WHAT NEEDS TO BE DONE - Reproduce the listing that follows with no differences at all.

DATA PROVIDED -
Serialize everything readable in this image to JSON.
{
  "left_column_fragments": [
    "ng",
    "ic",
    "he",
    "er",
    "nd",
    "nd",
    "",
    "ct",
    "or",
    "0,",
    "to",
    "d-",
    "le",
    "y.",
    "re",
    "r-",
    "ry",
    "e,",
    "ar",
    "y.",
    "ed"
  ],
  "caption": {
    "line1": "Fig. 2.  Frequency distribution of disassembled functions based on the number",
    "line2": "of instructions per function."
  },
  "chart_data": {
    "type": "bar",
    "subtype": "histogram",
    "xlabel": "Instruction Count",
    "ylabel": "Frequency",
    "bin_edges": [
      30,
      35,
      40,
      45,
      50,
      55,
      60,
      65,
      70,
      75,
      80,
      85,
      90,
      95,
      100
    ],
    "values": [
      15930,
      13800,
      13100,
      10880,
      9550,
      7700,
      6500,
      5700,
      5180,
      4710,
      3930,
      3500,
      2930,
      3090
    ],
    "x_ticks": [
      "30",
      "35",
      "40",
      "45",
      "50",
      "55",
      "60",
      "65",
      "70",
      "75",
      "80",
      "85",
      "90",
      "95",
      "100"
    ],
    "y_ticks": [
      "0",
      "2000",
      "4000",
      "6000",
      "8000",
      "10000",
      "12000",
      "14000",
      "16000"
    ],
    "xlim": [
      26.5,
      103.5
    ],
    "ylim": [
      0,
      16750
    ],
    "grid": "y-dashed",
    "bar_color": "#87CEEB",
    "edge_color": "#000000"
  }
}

SOLUTION FOR THIS TASK -
Serialize everything readable in this image to JSON.
{
  "left_column_fragments": [
    "ng",
    "ic",
    "he",
    "er",
    "nd",
    "nd",
    "",
    "ct",
    "or",
    "0,",
    "to",
    "d-",
    "le",
    "y.",
    "re",
    "r-",
    "ry",
    "e,",
    "ar",
    "y.",
    "ed"
  ],
  "caption": {
    "line1": "Fig. 2.  Frequency distribution of disassembled functions based on the number",
    "line2": "of instructions per function."
  },
  "chart_data": {
    "type": "bar",
    "subtype": "histogram",
    "xlabel": "Instruction Count",
    "ylabel": "Frequency",
    "bin_edges": [
      30,
      35,
      40,
      45,
      50,
      55,
      60,
      65,
      70,
      75,
      80,
      85,
      90,
      95,
      100
    ],
    "values": [
      15930,
      13800,
      13100,
      10880,
      9550,
      7700,
      6500,
      5700,
      5180,
      4710,
      3930,
      3500,
      2930,
      3090
    ],
    "x_ticks": [
      "30",
      "35",
      "40",
      "45",
      "50",
      "55",
      "60",
      "65",
      "70",
      "75",
      "80",
      "85",
      "90",
      "95",
      "100"
    ],
    "y_ticks": [
      "0",
      "2000",
      "4000",
      "6000",
      "8000",
      "10000",
      "12000",
      "14000",
      "16000"
    ],
    "xlim": [
      26.5,
      103.5
    ],
    "ylim": [
      0,
      16750
    ],
    "grid": "y-dashed",
    "bar_color": "#87CEEB",
    "edge_color": "#000000"
  }
}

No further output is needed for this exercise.